→ **Entries**:
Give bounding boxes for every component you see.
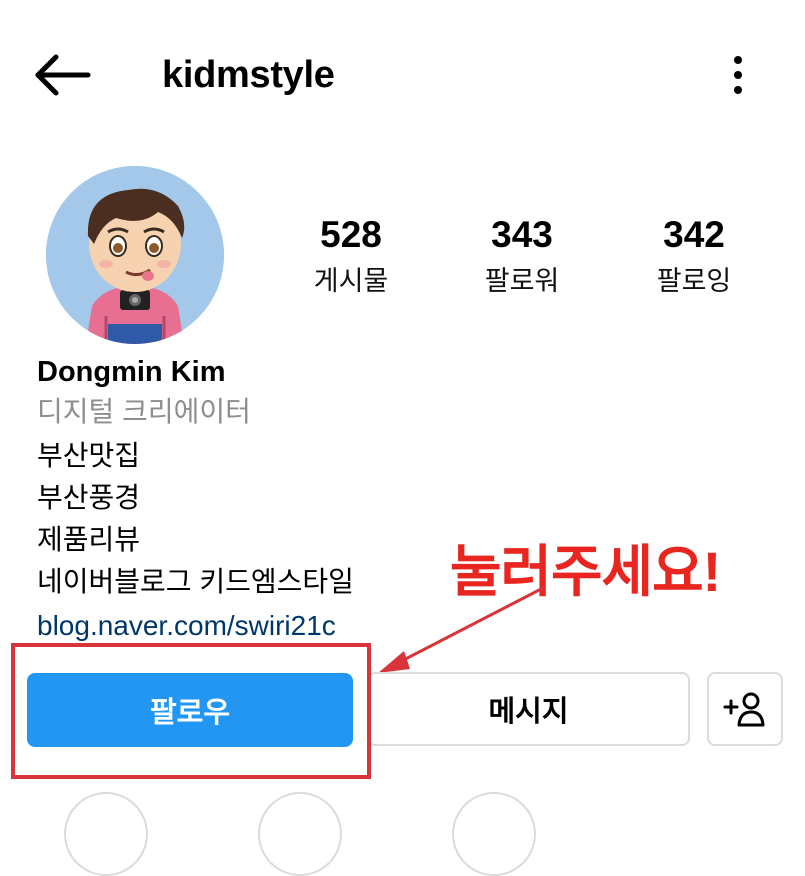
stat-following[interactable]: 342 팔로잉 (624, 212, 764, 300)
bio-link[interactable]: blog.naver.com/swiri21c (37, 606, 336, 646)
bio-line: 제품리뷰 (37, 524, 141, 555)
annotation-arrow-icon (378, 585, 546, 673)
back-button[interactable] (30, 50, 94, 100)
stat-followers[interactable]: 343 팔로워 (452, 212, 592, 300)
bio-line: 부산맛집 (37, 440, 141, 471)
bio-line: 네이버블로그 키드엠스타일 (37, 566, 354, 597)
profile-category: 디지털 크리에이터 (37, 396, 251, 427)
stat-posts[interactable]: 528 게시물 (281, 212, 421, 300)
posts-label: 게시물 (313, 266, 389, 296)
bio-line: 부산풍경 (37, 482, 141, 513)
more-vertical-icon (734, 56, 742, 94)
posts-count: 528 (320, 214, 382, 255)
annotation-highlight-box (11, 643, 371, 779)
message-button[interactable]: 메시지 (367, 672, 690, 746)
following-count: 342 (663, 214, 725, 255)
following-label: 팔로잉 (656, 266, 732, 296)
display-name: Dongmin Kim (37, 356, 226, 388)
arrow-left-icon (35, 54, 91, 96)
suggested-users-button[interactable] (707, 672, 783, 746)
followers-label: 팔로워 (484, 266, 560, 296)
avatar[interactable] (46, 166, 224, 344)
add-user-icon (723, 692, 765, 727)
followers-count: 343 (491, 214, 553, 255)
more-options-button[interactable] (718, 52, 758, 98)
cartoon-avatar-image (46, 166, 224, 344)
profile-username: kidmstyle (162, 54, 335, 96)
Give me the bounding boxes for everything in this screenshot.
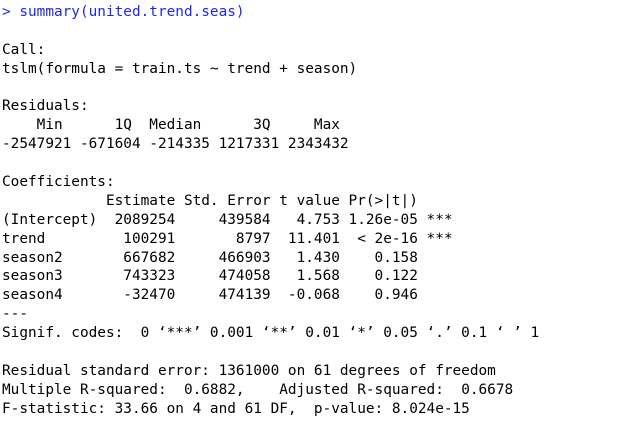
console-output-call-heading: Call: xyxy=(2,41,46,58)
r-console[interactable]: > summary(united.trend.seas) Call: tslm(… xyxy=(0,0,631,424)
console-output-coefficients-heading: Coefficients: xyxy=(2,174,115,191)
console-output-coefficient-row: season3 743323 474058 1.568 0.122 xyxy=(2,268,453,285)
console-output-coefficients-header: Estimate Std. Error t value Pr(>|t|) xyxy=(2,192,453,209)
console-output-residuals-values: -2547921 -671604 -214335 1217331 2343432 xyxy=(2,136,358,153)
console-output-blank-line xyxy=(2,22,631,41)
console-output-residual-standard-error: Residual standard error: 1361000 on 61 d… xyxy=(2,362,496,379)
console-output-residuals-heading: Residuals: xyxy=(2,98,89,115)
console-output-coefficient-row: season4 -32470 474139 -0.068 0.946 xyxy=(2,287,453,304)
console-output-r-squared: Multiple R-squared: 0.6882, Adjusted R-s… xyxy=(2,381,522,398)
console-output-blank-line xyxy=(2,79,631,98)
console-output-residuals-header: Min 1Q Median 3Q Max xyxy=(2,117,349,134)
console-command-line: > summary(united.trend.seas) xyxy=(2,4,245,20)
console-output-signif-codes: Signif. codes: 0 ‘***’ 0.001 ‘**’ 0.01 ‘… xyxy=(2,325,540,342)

→ **Given instruction**: Copy out every line of the items above word for word, omitting the pictures.

→ **Task answer**:
Give bounding boxes for every component you see.
stat-following[interactable]: 342 팔로잉 (624, 212, 764, 300)
bio-link[interactable]: blog.naver.com/swiri21c (37, 606, 336, 646)
bio-line: 제품리뷰 (37, 524, 141, 555)
annotation-arrow-icon (378, 585, 546, 673)
back-button[interactable] (30, 50, 94, 100)
stat-followers[interactable]: 343 팔로워 (452, 212, 592, 300)
bio-line: 부산맛집 (37, 440, 141, 471)
bio-line: 네이버블로그 키드엠스타일 (37, 566, 354, 597)
profile-category: 디지털 크리에이터 (37, 396, 251, 427)
stat-posts[interactable]: 528 게시물 (281, 212, 421, 300)
posts-label: 게시물 (313, 266, 389, 296)
bio-line: 부산풍경 (37, 482, 141, 513)
more-vertical-icon (734, 56, 742, 94)
posts-count: 528 (320, 214, 382, 255)
annotation-highlight-box (11, 643, 371, 779)
message-button[interactable]: 메시지 (367, 672, 690, 746)
following-count: 342 (663, 214, 725, 255)
following-label: 팔로잉 (656, 266, 732, 296)
display-name: Dongmin Kim (37, 356, 226, 388)
arrow-left-icon (35, 54, 91, 96)
suggested-users-button[interactable] (707, 672, 783, 746)
followers-label: 팔로워 (484, 266, 560, 296)
avatar[interactable] (46, 166, 224, 344)
add-user-icon (723, 692, 765, 727)
followers-count: 343 (491, 214, 553, 255)
more-options-button[interactable] (718, 52, 758, 98)
cartoon-avatar-image (46, 166, 224, 344)
profile-username: kidmstyle (162, 54, 335, 96)
Give me the bounding boxes for everything in this screenshot.
console-output-call-heading: Call: xyxy=(2,41,46,58)
r-console[interactable]: > summary(united.trend.seas) Call: tslm(… xyxy=(0,0,631,424)
console-output-coefficients-heading: Coefficients: xyxy=(2,174,115,191)
console-output-coefficient-row: season3 743323 474058 1.568 0.122 xyxy=(2,268,453,285)
console-output-coefficients-header: Estimate Std. Error t value Pr(>|t|) xyxy=(2,192,453,209)
console-output-residuals-values: -2547921 -671604 -214335 1217331 2343432 xyxy=(2,136,358,153)
console-output-blank-line xyxy=(2,22,631,41)
console-output-residual-standard-error: Residual standard error: 1361000 on 61 d… xyxy=(2,362,496,379)
console-output-residuals-heading: Residuals: xyxy=(2,98,89,115)
console-output-coefficient-row: season4 -32470 474139 -0.068 0.946 xyxy=(2,287,453,304)
console-output-r-squared: Multiple R-squared: 0.6882, Adjusted R-s… xyxy=(2,381,522,398)
console-output-blank-line xyxy=(2,79,631,98)
console-output-residuals-header: Min 1Q Median 3Q Max xyxy=(2,117,349,134)
console-command-line: > summary(united.trend.seas) xyxy=(2,4,245,20)
console-output-signif-codes: Signif. codes: 0 ‘***’ 0.001 ‘**’ 0.01 ‘… xyxy=(2,325,540,342)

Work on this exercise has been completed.